▶ _Your goal_:
Retype the full set of records. Keep every character identical.

▼

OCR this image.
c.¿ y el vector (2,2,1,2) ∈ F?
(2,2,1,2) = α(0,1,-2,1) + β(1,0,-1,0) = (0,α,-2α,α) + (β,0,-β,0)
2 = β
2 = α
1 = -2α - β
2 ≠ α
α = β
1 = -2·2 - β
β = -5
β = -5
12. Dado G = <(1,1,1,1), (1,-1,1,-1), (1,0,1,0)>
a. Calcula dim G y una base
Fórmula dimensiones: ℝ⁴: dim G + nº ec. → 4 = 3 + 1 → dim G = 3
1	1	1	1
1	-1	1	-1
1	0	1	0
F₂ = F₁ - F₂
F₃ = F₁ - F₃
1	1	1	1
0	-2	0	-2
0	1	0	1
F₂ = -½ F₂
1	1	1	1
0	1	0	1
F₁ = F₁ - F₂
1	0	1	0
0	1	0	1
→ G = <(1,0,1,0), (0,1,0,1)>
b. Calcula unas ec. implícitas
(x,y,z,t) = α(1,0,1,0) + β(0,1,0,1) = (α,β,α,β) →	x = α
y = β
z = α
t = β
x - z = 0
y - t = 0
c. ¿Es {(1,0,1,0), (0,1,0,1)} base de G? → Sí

▲

▶ _Reply to the task_:
OCR this image.
c.¿ y el vector (2,2,1,2) ∈ F?
(2,2,1,2) = α(0,1,-2,1) + β(1,0,-1,0) = (0,α,-2α,α) + (β,0,-β,0)
2 = β
2 = α
1 = -2α - β
2 ≠ α
α = β
1 = -2·2 - β
β = -5
β = -5
12. Dado G = <(1,1,1,1), (1,-1,1,-1), (1,0,1,0)>
a. Calcula dim G y una base
Fórmula dimensiones: ℝ⁴: dim G + nº ec. → 4 = 3 + 1 → dim G = 3
1	1	1	1
1	-1	1	-1
1	0	1	0
F₂ = F₁ - F₂
F₃ = F₁ - F₃
1	1	1	1
0	-2	0	-2
0	1	0	1
F₂ = -½ F₂
1	1	1	1
0	1	0	1
F₁ = F₁ - F₂
1	0	1	0
0	1	0	1
→ G = <(1,0,1,0), (0,1,0,1)>
b. Calcula unas ec. implícitas
(x,y,z,t) = α(1,0,1,0) + β(0,1,0,1) = (α,β,α,β) →	x = α
y = β
z = α
t = β
x - z = 0
y - t = 0
c. ¿Es {(1,0,1,0), (0,1,0,1)} base de G? → Sí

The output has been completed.